start PROVIDED RECORDS

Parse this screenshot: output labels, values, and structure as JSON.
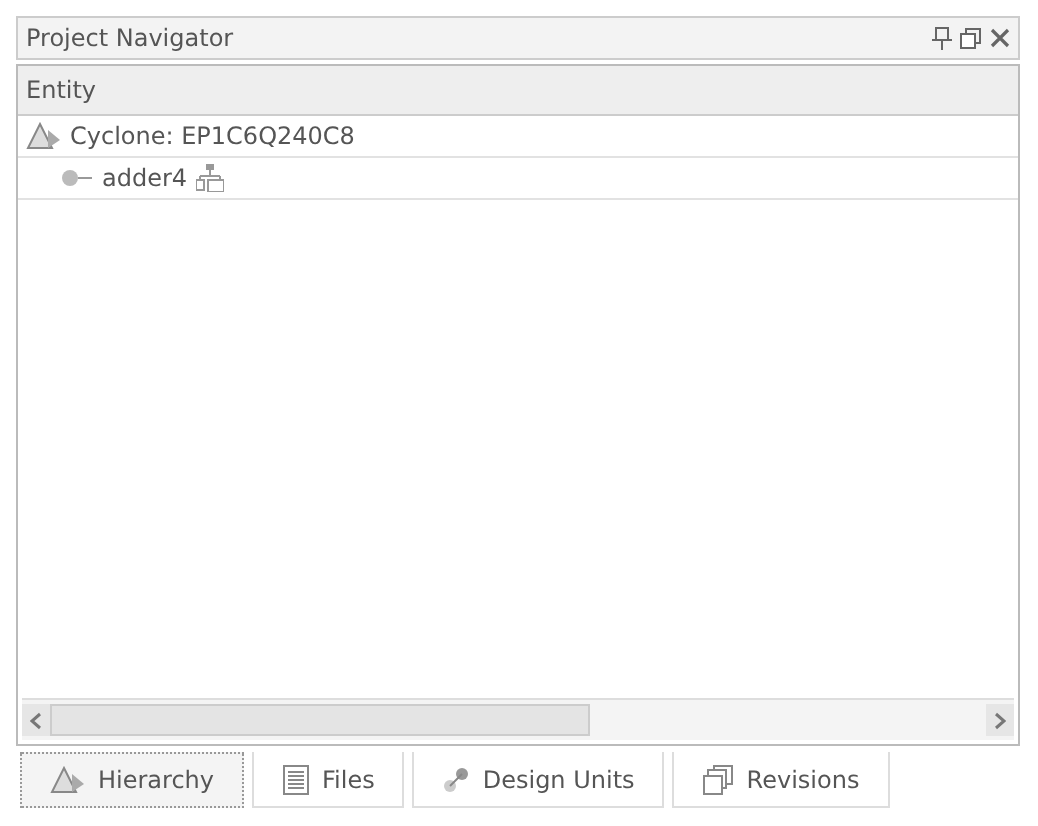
{
  "window": {
    "title": "Project Navigator"
  },
  "table": {
    "columns": [
      "Entity"
    ],
    "tree": [
      {
        "label": "Cyclone: EP1C6Q240C8",
        "kind": "device",
        "children": [
          {
            "label": "adder4",
            "kind": "entity"
          }
        ]
      }
    ]
  },
  "tabs": [
    {
      "label": "Hierarchy",
      "kind": "hierarchy",
      "selected": true
    },
    {
      "label": "Files",
      "kind": "files",
      "selected": false
    },
    {
      "label": "Design Units",
      "kind": "units",
      "selected": false
    },
    {
      "label": "Revisions",
      "kind": "revisions",
      "selected": false
    }
  ]
}
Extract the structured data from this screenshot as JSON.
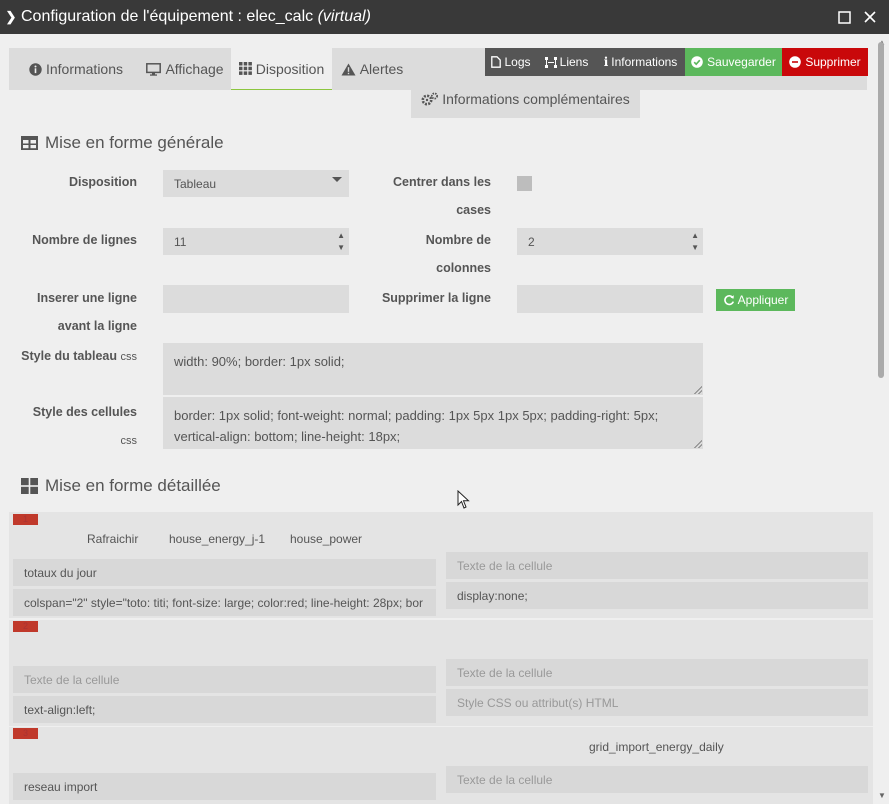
{
  "window": {
    "title_prefix": "Configuration de l'équipement : elec_calc ",
    "title_suffix": "(virtual)"
  },
  "tabs": [
    {
      "label": "Informations",
      "icon": "info-circle-icon"
    },
    {
      "label": "Affichage",
      "icon": "monitor-icon"
    },
    {
      "label": "Disposition",
      "icon": "grid-icon"
    },
    {
      "label": "Alertes",
      "icon": "warning-icon"
    }
  ],
  "actions": {
    "logs": "Logs",
    "liens": "Liens",
    "informations": "Informations",
    "sauvegarder": "Sauvegarder",
    "supprimer": "Supprimer",
    "infos_comp": "Informations complémentaires"
  },
  "colors": {
    "green": "#5cb85c",
    "save_green": "#4cae4c",
    "red": "#c9080a",
    "dark": "#393939",
    "tab_active_line": "#8cc63f"
  },
  "general": {
    "title": "Mise en forme générale",
    "disposition_label": "Disposition",
    "disposition_value": "Tableau",
    "centrer_label_1": "Centrer dans les",
    "centrer_label_2": "cases",
    "lignes_label": "Nombre de lignes",
    "lignes_value": "11",
    "colonnes_label_1": "Nombre de",
    "colonnes_label_2": "colonnes",
    "colonnes_value": "2",
    "inserer_label_1": "Inserer une ligne",
    "inserer_label_2": "avant la ligne",
    "supprimer_label": "Supprimer la ligne",
    "appliquer": "Appliquer",
    "style_tableau_label": "Style du tableau",
    "style_cellules_label": "Style des cellules",
    "css": "css",
    "style_tableau_value": "width: 90%; border: 1px solid;",
    "style_cellules_value": "border: 1px solid; font-weight: normal; padding: 1px 5px 1px 5px; padding-right: 5px; vertical-align: bottom; line-height: 18px;"
  },
  "detail": {
    "title": "Mise en forme détaillée",
    "row1": {
      "tag": "1",
      "cmd1": "Rafraichir",
      "cmd2": "house_energy_j-1",
      "cmd3": "house_power",
      "c1_text": "totaux du jour",
      "c1_css": "colspan=\"2\" style=\"toto: titi; font-size: large; color:red; line-height: 28px; bor",
      "c2_text_ph": "Texte de la cellule",
      "c2_css": "display:none;"
    },
    "row2": {
      "tag": "2",
      "c1_text_ph": "Texte de la cellule",
      "c1_css": "text-align:left;",
      "c2_text_ph": "Texte de la cellule",
      "c2_css_ph": "Style CSS ou attribut(s) HTML"
    },
    "row3": {
      "tag": "3",
      "cmd": "grid_import_energy_daily",
      "c1_text": "reseau import",
      "c2_text_ph": "Texte de la cellule"
    }
  }
}
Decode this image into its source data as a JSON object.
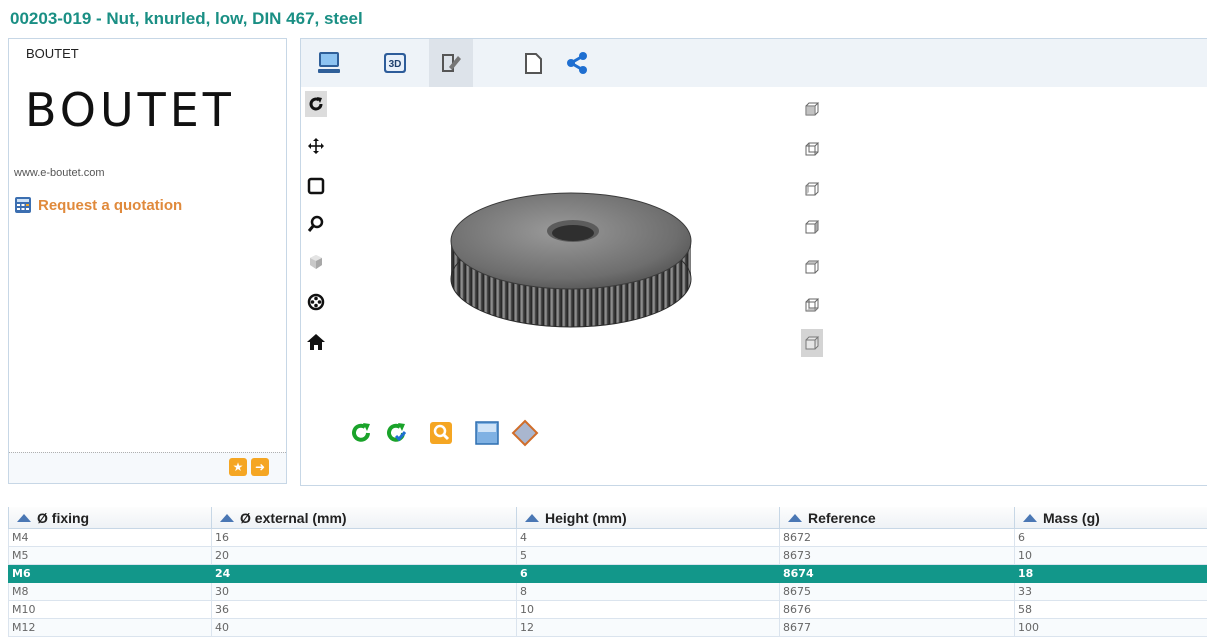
{
  "page": {
    "title": "00203-019 - Nut, knurled, low, DIN 467, steel"
  },
  "supplier": {
    "header": "BOUTET",
    "logo_text": "BOUTET",
    "website": "www.e-boutet.com",
    "quote_label": "Request a quotation"
  },
  "viewer": {
    "toolbar": [
      {
        "icon": "monitor-icon",
        "active": false
      },
      {
        "icon": "3d-icon",
        "label": "3D",
        "active": false
      },
      {
        "icon": "edit-document-icon",
        "active": true
      },
      {
        "icon": "blank-page-icon",
        "active": false
      },
      {
        "icon": "share-icon",
        "active": false
      }
    ],
    "left_tools": [
      "rotate-icon",
      "pan-icon",
      "frame-icon",
      "zoom-icon",
      "cube-icon",
      "film-reel-icon",
      "home-icon"
    ],
    "selected_left_tool": "rotate-icon",
    "view_cubes": 7,
    "selected_view_cube": 6
  },
  "table": {
    "columns": [
      "Ø fixing",
      "Ø external (mm)",
      "Height (mm)",
      "Reference",
      "Mass (g)"
    ],
    "rows": [
      [
        "M4",
        "16",
        "4",
        "8672",
        "6"
      ],
      [
        "M5",
        "20",
        "5",
        "8673",
        "10"
      ],
      [
        "M6",
        "24",
        "6",
        "8674",
        "18"
      ],
      [
        "M8",
        "30",
        "8",
        "8675",
        "33"
      ],
      [
        "M10",
        "36",
        "10",
        "8676",
        "58"
      ],
      [
        "M12",
        "40",
        "12",
        "8677",
        "100"
      ]
    ],
    "selected_row": 2
  },
  "colors": {
    "title": "#1a8f84",
    "selected_row": "#12978a",
    "accent_orange": "#e08a3c"
  }
}
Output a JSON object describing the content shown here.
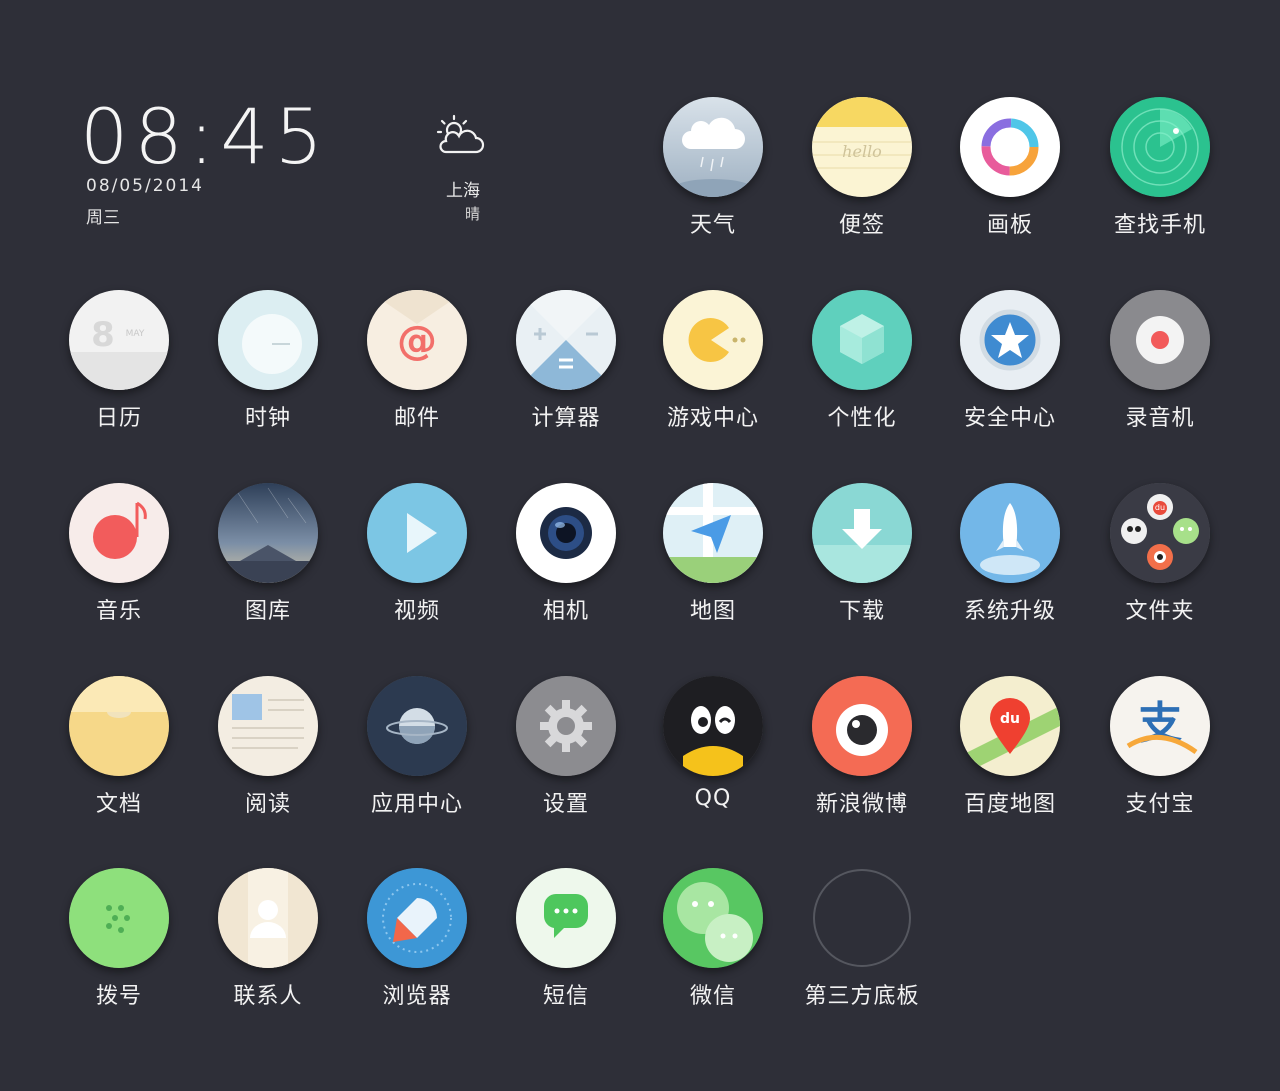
{
  "clock": {
    "time": "08:45",
    "date": "08/05/2014",
    "weekday": "周三"
  },
  "weather": {
    "icon": "partly-cloudy-icon",
    "city": "上海",
    "condition": "晴"
  },
  "apps": [
    {
      "id": "weather",
      "label": "天气",
      "icon": "weather-cloud-icon"
    },
    {
      "id": "notes",
      "label": "便签",
      "icon": "notepad-icon",
      "icon_text": "hello"
    },
    {
      "id": "paint",
      "label": "画板",
      "icon": "color-ring-icon"
    },
    {
      "id": "findphone",
      "label": "查找手机",
      "icon": "radar-icon"
    },
    {
      "id": "calendar",
      "label": "日历",
      "icon": "calendar-icon",
      "icon_text": "8",
      "icon_subtext": "MAY"
    },
    {
      "id": "clock",
      "label": "时钟",
      "icon": "clock-icon"
    },
    {
      "id": "mail",
      "label": "邮件",
      "icon": "at-sign-icon",
      "icon_text": "@"
    },
    {
      "id": "calculator",
      "label": "计算器",
      "icon": "calculator-icon"
    },
    {
      "id": "games",
      "label": "游戏中心",
      "icon": "pacman-icon"
    },
    {
      "id": "themes",
      "label": "个性化",
      "icon": "cube-icon"
    },
    {
      "id": "security",
      "label": "安全中心",
      "icon": "star-shield-icon"
    },
    {
      "id": "recorder",
      "label": "录音机",
      "icon": "record-icon"
    },
    {
      "id": "music",
      "label": "音乐",
      "icon": "music-note-icon"
    },
    {
      "id": "gallery",
      "label": "图库",
      "icon": "mountain-icon"
    },
    {
      "id": "video",
      "label": "视频",
      "icon": "play-icon"
    },
    {
      "id": "camera",
      "label": "相机",
      "icon": "camera-lens-icon"
    },
    {
      "id": "maps",
      "label": "地图",
      "icon": "map-arrow-icon"
    },
    {
      "id": "download",
      "label": "下载",
      "icon": "download-arrow-icon"
    },
    {
      "id": "update",
      "label": "系统升级",
      "icon": "rocket-icon"
    },
    {
      "id": "folder",
      "label": "文件夹",
      "icon": "folder-apps-icon",
      "icon_text": "du"
    },
    {
      "id": "docs",
      "label": "文档",
      "icon": "document-icon"
    },
    {
      "id": "reader",
      "label": "阅读",
      "icon": "book-icon"
    },
    {
      "id": "appstore",
      "label": "应用中心",
      "icon": "planet-icon"
    },
    {
      "id": "settings",
      "label": "设置",
      "icon": "gear-icon"
    },
    {
      "id": "qq",
      "label": "QQ",
      "icon": "penguin-icon"
    },
    {
      "id": "weibo",
      "label": "新浪微博",
      "icon": "eye-icon"
    },
    {
      "id": "baidumap",
      "label": "百度地图",
      "icon": "map-pin-icon",
      "icon_text": "du"
    },
    {
      "id": "alipay",
      "label": "支付宝",
      "icon": "alipay-icon",
      "icon_text": "支"
    },
    {
      "id": "dialer",
      "label": "拨号",
      "icon": "keypad-icon"
    },
    {
      "id": "contacts",
      "label": "联系人",
      "icon": "person-icon"
    },
    {
      "id": "browser",
      "label": "浏览器",
      "icon": "compass-icon"
    },
    {
      "id": "sms",
      "label": "短信",
      "icon": "chat-bubble-icon"
    },
    {
      "id": "wechat",
      "label": "微信",
      "icon": "wechat-icon"
    },
    {
      "id": "thirdparty",
      "label": "第三方底板",
      "icon": "empty-circle-icon"
    }
  ]
}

end PROVIDED RECORDS

**WHAT IS NEEDED:** State how many lines hold the word "this". The number is the whole answer.

**EXERCISE RESPONSE:** 3